Task goal - Copy each line holding the string "name".
* BEGIN *
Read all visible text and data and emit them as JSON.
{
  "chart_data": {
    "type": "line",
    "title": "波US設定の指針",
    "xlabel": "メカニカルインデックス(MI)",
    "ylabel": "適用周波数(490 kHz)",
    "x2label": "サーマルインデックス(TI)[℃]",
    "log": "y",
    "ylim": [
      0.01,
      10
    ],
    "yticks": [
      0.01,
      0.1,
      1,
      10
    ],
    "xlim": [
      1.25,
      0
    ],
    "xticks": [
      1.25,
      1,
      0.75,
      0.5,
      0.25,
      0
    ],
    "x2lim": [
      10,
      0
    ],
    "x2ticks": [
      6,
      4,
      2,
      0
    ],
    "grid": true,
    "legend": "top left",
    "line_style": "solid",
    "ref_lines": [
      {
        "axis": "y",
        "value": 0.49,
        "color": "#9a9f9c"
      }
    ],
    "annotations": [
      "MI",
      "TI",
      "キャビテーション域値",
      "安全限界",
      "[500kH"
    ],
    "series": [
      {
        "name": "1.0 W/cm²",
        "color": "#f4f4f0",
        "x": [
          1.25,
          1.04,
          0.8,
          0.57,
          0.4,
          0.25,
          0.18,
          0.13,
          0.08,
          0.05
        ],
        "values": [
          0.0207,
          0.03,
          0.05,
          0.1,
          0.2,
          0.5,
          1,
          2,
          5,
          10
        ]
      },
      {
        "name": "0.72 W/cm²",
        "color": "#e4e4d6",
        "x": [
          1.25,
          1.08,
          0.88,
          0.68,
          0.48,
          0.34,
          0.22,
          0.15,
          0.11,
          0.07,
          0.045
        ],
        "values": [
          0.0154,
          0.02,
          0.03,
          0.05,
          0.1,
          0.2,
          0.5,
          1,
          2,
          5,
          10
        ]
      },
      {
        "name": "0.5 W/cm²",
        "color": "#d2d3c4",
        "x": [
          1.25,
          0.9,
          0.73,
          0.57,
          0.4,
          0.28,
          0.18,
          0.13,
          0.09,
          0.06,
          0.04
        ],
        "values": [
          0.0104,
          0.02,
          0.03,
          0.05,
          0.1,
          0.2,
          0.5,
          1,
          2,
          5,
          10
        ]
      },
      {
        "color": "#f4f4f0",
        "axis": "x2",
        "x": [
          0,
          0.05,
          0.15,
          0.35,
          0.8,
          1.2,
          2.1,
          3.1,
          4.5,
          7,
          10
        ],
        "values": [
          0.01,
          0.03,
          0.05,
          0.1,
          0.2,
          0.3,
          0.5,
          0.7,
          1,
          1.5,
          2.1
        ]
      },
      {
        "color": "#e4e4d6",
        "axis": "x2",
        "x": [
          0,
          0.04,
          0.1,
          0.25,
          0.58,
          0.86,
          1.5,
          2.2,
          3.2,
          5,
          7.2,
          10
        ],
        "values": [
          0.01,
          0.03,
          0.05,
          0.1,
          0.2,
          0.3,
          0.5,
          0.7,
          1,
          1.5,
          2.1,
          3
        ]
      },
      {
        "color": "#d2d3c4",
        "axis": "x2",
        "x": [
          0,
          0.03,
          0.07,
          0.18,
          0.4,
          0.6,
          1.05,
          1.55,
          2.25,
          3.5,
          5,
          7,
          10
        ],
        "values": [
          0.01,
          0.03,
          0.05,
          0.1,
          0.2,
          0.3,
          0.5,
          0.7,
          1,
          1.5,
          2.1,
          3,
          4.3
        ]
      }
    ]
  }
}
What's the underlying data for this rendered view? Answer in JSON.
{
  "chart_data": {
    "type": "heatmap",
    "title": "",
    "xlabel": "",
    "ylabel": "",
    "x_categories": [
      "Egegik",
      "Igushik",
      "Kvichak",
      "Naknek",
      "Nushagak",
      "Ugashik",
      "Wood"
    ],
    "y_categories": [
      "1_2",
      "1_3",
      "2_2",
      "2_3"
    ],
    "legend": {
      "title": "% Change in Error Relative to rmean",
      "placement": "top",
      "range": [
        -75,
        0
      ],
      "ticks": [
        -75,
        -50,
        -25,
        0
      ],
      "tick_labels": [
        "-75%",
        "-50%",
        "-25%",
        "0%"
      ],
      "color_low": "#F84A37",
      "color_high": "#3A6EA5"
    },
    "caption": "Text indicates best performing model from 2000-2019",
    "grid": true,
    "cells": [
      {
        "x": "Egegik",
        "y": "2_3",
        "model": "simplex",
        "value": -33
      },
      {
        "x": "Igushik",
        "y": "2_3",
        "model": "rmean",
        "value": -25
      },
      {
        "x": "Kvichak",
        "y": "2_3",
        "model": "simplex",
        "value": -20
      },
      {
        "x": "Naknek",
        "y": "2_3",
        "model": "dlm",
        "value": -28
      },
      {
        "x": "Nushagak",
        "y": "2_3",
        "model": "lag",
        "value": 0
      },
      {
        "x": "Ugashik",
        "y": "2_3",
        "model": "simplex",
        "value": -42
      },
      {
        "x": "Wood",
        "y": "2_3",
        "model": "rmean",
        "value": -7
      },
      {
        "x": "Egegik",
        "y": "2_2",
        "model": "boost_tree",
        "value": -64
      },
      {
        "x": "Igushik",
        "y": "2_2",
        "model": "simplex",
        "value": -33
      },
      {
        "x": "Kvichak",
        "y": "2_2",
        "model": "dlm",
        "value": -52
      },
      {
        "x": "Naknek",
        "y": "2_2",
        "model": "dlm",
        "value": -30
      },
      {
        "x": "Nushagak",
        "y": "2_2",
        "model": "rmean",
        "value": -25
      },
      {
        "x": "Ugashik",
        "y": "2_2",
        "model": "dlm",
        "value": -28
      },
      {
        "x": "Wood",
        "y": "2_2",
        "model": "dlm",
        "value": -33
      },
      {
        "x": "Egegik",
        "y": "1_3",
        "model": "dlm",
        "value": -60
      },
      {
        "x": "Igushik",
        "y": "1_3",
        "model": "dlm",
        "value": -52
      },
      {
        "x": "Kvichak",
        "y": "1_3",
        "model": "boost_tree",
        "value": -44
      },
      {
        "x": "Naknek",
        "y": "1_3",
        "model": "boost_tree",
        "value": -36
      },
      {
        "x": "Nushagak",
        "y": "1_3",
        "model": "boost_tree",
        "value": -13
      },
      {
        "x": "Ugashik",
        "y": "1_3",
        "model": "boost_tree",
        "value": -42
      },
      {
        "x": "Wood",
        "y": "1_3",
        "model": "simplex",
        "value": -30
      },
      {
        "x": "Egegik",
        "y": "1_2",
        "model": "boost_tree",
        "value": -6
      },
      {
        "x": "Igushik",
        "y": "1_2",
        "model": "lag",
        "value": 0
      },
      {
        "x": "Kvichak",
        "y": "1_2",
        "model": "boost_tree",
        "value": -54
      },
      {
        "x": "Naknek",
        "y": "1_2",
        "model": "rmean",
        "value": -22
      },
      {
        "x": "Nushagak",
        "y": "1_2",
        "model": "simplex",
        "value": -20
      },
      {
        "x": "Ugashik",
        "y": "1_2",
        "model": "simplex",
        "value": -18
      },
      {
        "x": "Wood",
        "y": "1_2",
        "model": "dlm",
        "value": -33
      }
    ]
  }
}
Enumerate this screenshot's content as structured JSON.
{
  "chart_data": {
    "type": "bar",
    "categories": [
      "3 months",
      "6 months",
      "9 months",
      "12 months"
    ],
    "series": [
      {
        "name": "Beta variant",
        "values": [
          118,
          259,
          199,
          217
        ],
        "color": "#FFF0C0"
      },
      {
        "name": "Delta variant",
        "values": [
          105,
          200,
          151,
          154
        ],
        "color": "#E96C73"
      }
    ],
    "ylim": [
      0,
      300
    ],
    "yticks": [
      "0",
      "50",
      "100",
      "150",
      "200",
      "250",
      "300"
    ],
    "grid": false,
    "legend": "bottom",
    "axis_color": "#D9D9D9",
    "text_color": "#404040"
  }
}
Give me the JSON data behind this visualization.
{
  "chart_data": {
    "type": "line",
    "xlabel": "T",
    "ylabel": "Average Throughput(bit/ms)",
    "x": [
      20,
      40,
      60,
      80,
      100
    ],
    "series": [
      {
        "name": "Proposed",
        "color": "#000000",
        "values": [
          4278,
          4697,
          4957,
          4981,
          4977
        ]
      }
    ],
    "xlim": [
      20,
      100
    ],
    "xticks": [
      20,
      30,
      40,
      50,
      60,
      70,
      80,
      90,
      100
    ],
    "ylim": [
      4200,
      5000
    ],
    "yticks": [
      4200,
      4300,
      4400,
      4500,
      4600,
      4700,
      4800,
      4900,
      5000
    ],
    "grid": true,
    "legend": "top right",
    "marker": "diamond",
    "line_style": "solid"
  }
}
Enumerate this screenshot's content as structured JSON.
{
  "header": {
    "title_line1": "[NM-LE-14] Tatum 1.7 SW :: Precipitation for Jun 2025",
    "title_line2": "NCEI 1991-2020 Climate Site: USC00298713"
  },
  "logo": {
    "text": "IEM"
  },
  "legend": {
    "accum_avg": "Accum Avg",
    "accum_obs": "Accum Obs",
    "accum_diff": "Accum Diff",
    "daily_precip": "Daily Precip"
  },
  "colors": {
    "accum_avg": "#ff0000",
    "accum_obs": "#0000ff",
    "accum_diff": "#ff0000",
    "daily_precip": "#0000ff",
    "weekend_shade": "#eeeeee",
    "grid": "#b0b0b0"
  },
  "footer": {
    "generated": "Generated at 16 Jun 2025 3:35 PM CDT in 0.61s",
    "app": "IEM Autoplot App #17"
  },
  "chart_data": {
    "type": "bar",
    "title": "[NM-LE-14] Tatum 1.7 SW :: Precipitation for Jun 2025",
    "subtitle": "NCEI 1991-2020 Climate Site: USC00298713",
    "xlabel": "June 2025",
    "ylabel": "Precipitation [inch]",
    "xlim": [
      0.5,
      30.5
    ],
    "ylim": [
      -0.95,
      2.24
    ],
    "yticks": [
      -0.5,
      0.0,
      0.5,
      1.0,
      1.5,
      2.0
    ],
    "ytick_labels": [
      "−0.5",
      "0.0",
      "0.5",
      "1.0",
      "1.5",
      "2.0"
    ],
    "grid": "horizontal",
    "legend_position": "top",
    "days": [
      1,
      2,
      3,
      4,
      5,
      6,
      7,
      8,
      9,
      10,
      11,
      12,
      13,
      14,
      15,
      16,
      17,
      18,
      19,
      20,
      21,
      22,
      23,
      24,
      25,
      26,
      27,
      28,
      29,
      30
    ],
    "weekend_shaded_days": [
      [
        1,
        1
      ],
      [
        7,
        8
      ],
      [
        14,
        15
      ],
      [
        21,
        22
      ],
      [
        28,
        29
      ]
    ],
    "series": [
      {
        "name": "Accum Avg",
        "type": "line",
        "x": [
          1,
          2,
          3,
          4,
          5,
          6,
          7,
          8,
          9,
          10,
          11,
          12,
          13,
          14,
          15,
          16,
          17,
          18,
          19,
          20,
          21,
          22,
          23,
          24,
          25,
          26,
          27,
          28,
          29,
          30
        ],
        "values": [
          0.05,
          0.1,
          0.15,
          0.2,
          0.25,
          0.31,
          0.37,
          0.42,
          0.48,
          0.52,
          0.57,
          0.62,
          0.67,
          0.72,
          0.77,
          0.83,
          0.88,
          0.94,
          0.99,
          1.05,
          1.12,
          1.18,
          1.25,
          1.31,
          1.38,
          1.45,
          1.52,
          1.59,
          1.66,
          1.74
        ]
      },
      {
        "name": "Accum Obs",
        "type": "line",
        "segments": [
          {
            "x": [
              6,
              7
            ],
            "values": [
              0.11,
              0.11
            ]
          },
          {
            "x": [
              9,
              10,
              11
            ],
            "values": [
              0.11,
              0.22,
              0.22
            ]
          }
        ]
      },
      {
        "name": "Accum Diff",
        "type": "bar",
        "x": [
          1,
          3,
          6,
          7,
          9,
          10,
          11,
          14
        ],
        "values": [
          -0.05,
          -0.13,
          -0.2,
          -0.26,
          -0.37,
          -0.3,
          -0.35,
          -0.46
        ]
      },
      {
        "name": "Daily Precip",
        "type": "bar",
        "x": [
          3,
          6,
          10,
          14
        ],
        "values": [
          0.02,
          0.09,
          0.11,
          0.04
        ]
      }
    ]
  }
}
* END *
Output -
        "name": "1.0 W/cm²",
        "name": "0.72 W/cm²",
        "name": "0.5 W/cm²",
        "name": "Beta variant",
        "name": "Delta variant",
        "name": "Proposed",
        "name": "Accum Avg",
        "name": "Accum Obs",
        "name": "Accum Diff",
        "name": "Daily Precip",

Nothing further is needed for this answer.